Stated problem: Look through the data below. Show each line where the string "Suspended" occurs.

[Begin Data to process]

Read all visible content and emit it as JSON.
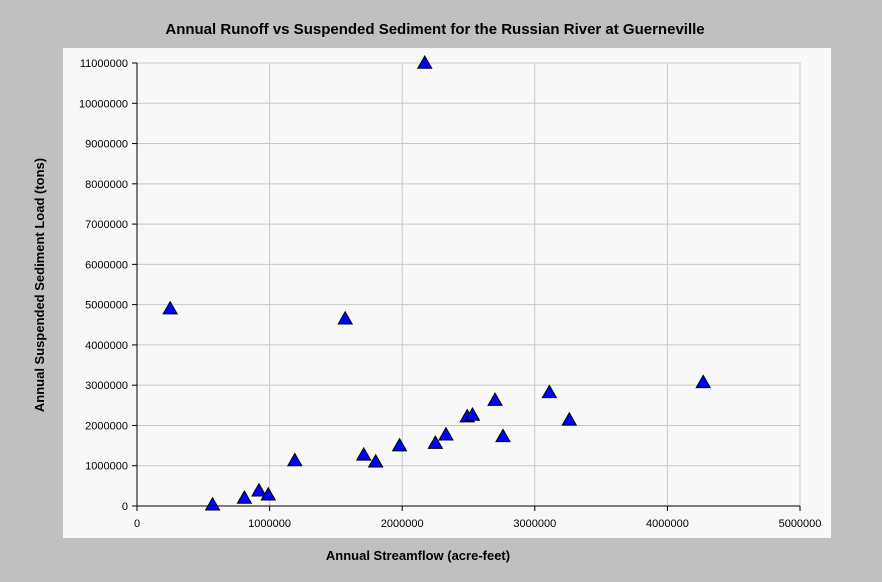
{
  "chart_data": {
    "type": "scatter",
    "title": "Annual Runoff vs Suspended Sediment for the Russian River at Guerneville",
    "xlabel": "Annual Streamflow (acre-feet)",
    "ylabel": "Annual Suspended Sediment Load (tons)",
    "xlim": [
      0,
      5000000
    ],
    "ylim": [
      0,
      11000000
    ],
    "x_ticks": [
      0,
      1000000,
      2000000,
      3000000,
      4000000,
      5000000
    ],
    "x_tick_labels": [
      "0",
      "1000000",
      "2000000",
      "3000000",
      "4000000",
      "5000000"
    ],
    "y_ticks": [
      0,
      1000000,
      2000000,
      3000000,
      4000000,
      5000000,
      6000000,
      7000000,
      8000000,
      9000000,
      10000000,
      11000000
    ],
    "y_tick_labels": [
      "0",
      "1000000",
      "2000000",
      "3000000",
      "4000000",
      "5000000",
      "6000000",
      "7000000",
      "8000000",
      "9000000",
      "10000000",
      "11000000"
    ],
    "grid": true,
    "marker": "triangle",
    "marker_color": "#0000ff",
    "points": [
      {
        "x": 250000,
        "y": 4900000
      },
      {
        "x": 570000,
        "y": 30000
      },
      {
        "x": 810000,
        "y": 200000
      },
      {
        "x": 920000,
        "y": 380000
      },
      {
        "x": 990000,
        "y": 280000
      },
      {
        "x": 1190000,
        "y": 1130000
      },
      {
        "x": 1570000,
        "y": 4650000
      },
      {
        "x": 1710000,
        "y": 1270000
      },
      {
        "x": 1800000,
        "y": 1100000
      },
      {
        "x": 1980000,
        "y": 1500000
      },
      {
        "x": 2170000,
        "y": 11000000
      },
      {
        "x": 2250000,
        "y": 1560000
      },
      {
        "x": 2330000,
        "y": 1770000
      },
      {
        "x": 2490000,
        "y": 2220000
      },
      {
        "x": 2530000,
        "y": 2260000
      },
      {
        "x": 2700000,
        "y": 2630000
      },
      {
        "x": 2760000,
        "y": 1730000
      },
      {
        "x": 3110000,
        "y": 2820000
      },
      {
        "x": 3260000,
        "y": 2140000
      },
      {
        "x": 4270000,
        "y": 3070000
      }
    ]
  }
}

[End Data to process]

Task result:
    "title": "Annual Runoff vs Suspended Sediment for the Russian River at Guerneville",
    "ylabel": "Annual Suspended Sediment Load (tons)",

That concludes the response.